*Directive*. Only lines holding the string "media" are wanted; copy each one from the material.
** start of Dataset excerpts **
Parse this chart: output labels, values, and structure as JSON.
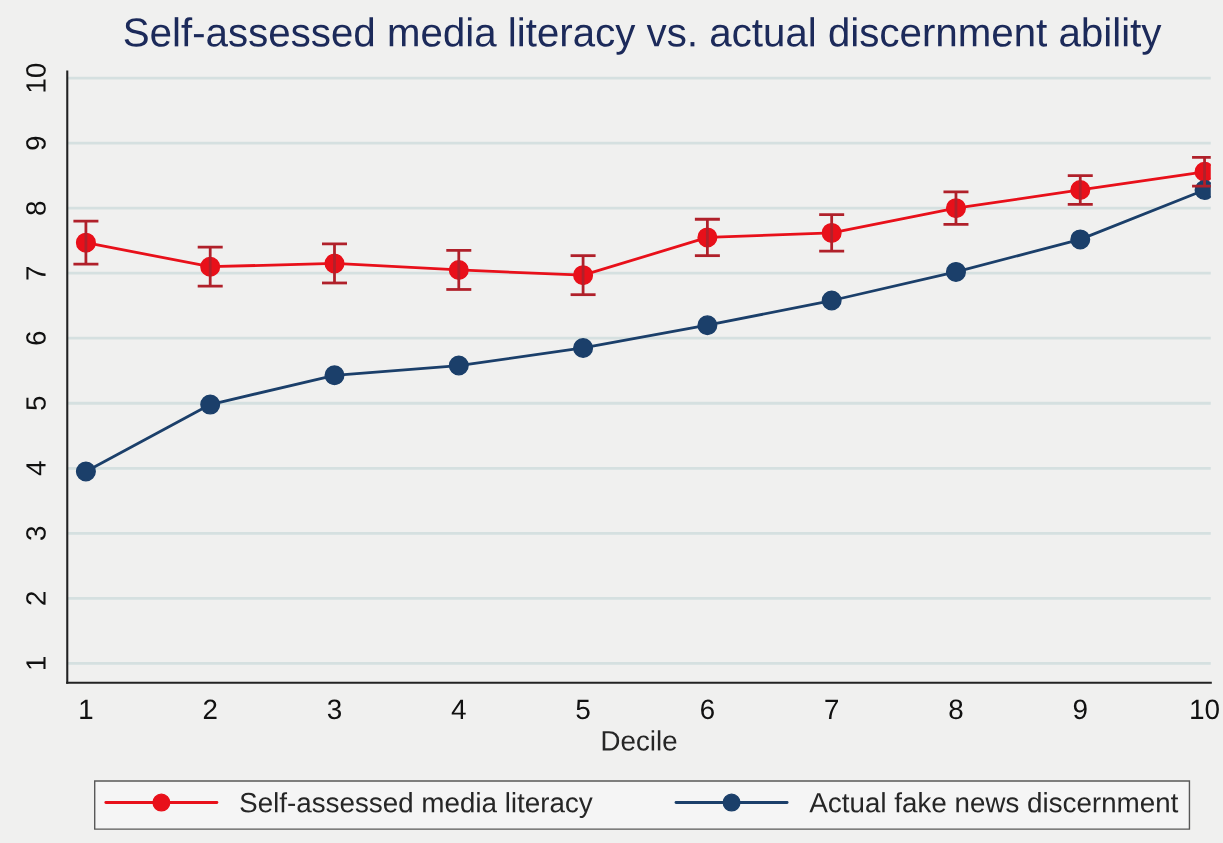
{
  "chart_data": {
    "type": "line",
    "title": "Self-assessed media literacy vs. actual discernment ability",
    "xlabel": "Decile",
    "x": [
      1,
      2,
      3,
      4,
      5,
      6,
      7,
      8,
      9,
      10
    ],
    "xlim": [
      0.85,
      10.05
    ],
    "xticks": [
      1,
      2,
      3,
      4,
      5,
      6,
      7,
      8,
      9,
      10
    ],
    "ylim": [
      0.7,
      10.1
    ],
    "yticks": [
      1,
      2,
      3,
      4,
      5,
      6,
      7,
      8,
      9,
      10
    ],
    "grid": "y",
    "legend": "bottom",
    "marker": "circle",
    "line_style": "solid",
    "series": [
      {
        "name": "Self-assessed media literacy",
        "color": "#e8101a",
        "values": [
          7.47,
          7.1,
          7.15,
          7.05,
          6.97,
          7.55,
          7.62,
          8.0,
          8.28,
          8.56
        ],
        "errors": [
          0.33,
          0.3,
          0.3,
          0.3,
          0.3,
          0.28,
          0.28,
          0.25,
          0.22,
          0.22
        ]
      },
      {
        "name": "Actual fake news discernment",
        "color": "#1b3f6a",
        "values": [
          3.95,
          4.98,
          5.43,
          5.58,
          5.85,
          6.2,
          6.58,
          7.02,
          7.52,
          8.28
        ]
      }
    ]
  }
}
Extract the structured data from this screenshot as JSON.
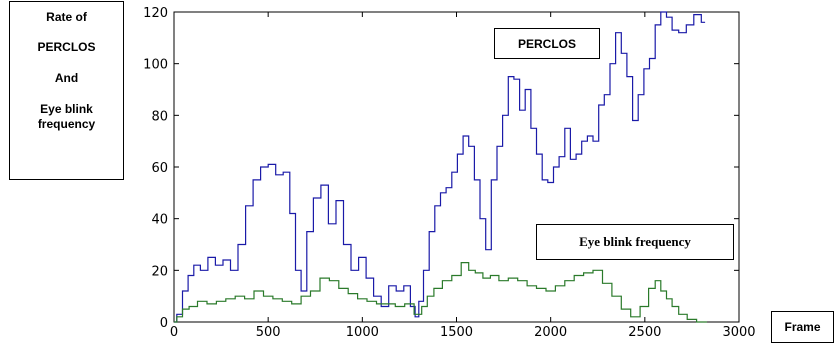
{
  "chart_data": {
    "type": "line",
    "ylabel": [
      "Rate of",
      "PERCLOS",
      "And",
      "Eye blink frequency"
    ],
    "xlabel": "Frame",
    "xlim": [
      0,
      3000
    ],
    "ylim": [
      0,
      120
    ],
    "xticks": [
      0,
      500,
      1000,
      1500,
      2000,
      2500,
      3000
    ],
    "yticks": [
      0,
      20,
      40,
      60,
      80,
      100,
      120
    ],
    "grid": false,
    "series": [
      {
        "name": "PERCLOS",
        "color": "#1a1aa8",
        "x": [
          0,
          30,
          60,
          90,
          120,
          160,
          200,
          240,
          280,
          320,
          360,
          400,
          440,
          480,
          520,
          560,
          600,
          630,
          660,
          690,
          720,
          760,
          800,
          840,
          880,
          920,
          960,
          1000,
          1040,
          1080,
          1120,
          1160,
          1200,
          1240,
          1270,
          1290,
          1310,
          1340,
          1370,
          1400,
          1430,
          1460,
          1490,
          1520,
          1550,
          1580,
          1610,
          1640,
          1670,
          1700,
          1730,
          1760,
          1790,
          1820,
          1850,
          1880,
          1910,
          1940,
          1970,
          2000,
          2030,
          2060,
          2090,
          2120,
          2150,
          2180,
          2210,
          2240,
          2270,
          2300,
          2330,
          2360,
          2390,
          2420,
          2450,
          2480,
          2510,
          2540,
          2570,
          2600,
          2630,
          2660,
          2700,
          2740,
          2780,
          2820
        ],
        "y": [
          0,
          3,
          12,
          18,
          22,
          20,
          25,
          22,
          24,
          20,
          30,
          45,
          55,
          60,
          61,
          57,
          58,
          42,
          20,
          12,
          35,
          48,
          53,
          38,
          47,
          30,
          20,
          25,
          17,
          10,
          6,
          14,
          12,
          14,
          6,
          2,
          8,
          20,
          35,
          45,
          50,
          52,
          58,
          65,
          72,
          68,
          55,
          40,
          28,
          55,
          68,
          80,
          95,
          94,
          82,
          90,
          75,
          65,
          55,
          54,
          60,
          64,
          75,
          63,
          65,
          70,
          72,
          70,
          84,
          88,
          100,
          112,
          104,
          95,
          78,
          88,
          98,
          102,
          115,
          120,
          118,
          113,
          112,
          115,
          119,
          116
        ]
      },
      {
        "name": "Eye blink frequency",
        "color": "#2a7a2a",
        "x": [
          0,
          30,
          60,
          100,
          150,
          200,
          250,
          300,
          350,
          400,
          450,
          500,
          550,
          600,
          650,
          700,
          750,
          800,
          850,
          900,
          950,
          1000,
          1050,
          1100,
          1150,
          1200,
          1250,
          1300,
          1330,
          1360,
          1400,
          1450,
          1500,
          1550,
          1580,
          1620,
          1660,
          1700,
          1750,
          1800,
          1850,
          1900,
          1950,
          2000,
          2050,
          2100,
          2150,
          2200,
          2250,
          2300,
          2350,
          2400,
          2450,
          2500,
          2540,
          2570,
          2600,
          2630,
          2660,
          2700,
          2750,
          2800,
          2830
        ],
        "y": [
          0,
          2,
          5,
          6,
          8,
          7,
          8,
          9,
          10,
          9,
          12,
          10,
          9,
          8,
          7,
          10,
          12,
          17,
          16,
          13,
          11,
          9,
          8,
          7,
          7,
          6,
          7,
          3,
          6,
          10,
          13,
          16,
          18,
          23,
          20,
          19,
          17,
          18,
          16,
          17,
          16,
          14,
          13,
          12,
          14,
          16,
          18,
          19,
          20,
          15,
          10,
          5,
          2,
          6,
          13,
          16,
          12,
          9,
          6,
          3,
          1,
          0,
          0
        ]
      }
    ],
    "annotations": [
      "PERCLOS",
      "Eye blink frequency"
    ]
  }
}
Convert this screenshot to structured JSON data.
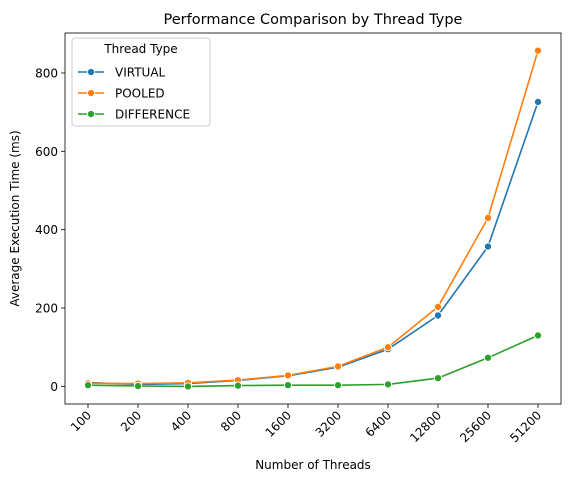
{
  "chart_data": {
    "type": "line",
    "title": "Performance Comparison by Thread Type",
    "xlabel": "Number of Threads",
    "ylabel": "Average Execution Time (ms)",
    "categories": [
      "100",
      "200",
      "400",
      "800",
      "1600",
      "3200",
      "6400",
      "12800",
      "25600",
      "51200"
    ],
    "ylim": [
      -45,
      902
    ],
    "yticks": [
      "0",
      "200",
      "400",
      "600",
      "800"
    ],
    "legend": {
      "title": "Thread Type",
      "placement": "top-left"
    },
    "grid": false,
    "series": [
      {
        "name": "VIRTUAL",
        "color": "#1f77b4",
        "values": [
          10,
          5,
          7,
          15,
          27,
          49,
          95,
          181,
          357,
          726
        ]
      },
      {
        "name": "POOLED",
        "color": "#ff7f0e",
        "values": [
          8,
          7,
          9,
          16,
          28,
          51,
          100,
          203,
          430,
          857
        ]
      },
      {
        "name": "DIFFERENCE",
        "color": "#2ca02c",
        "values": [
          3,
          1,
          0,
          2,
          3,
          3,
          5,
          21,
          73,
          130
        ]
      }
    ]
  }
}
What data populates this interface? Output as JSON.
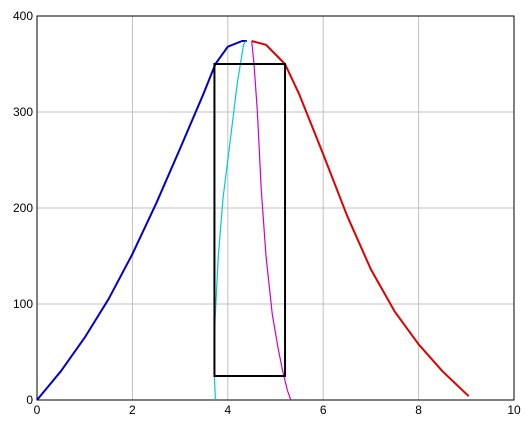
** end of Dataset excerpts **
*Completed task*.
    "title": "Self-assessed media literacy vs. actual discernment ability",
        "name": "Self-assessed media literacy",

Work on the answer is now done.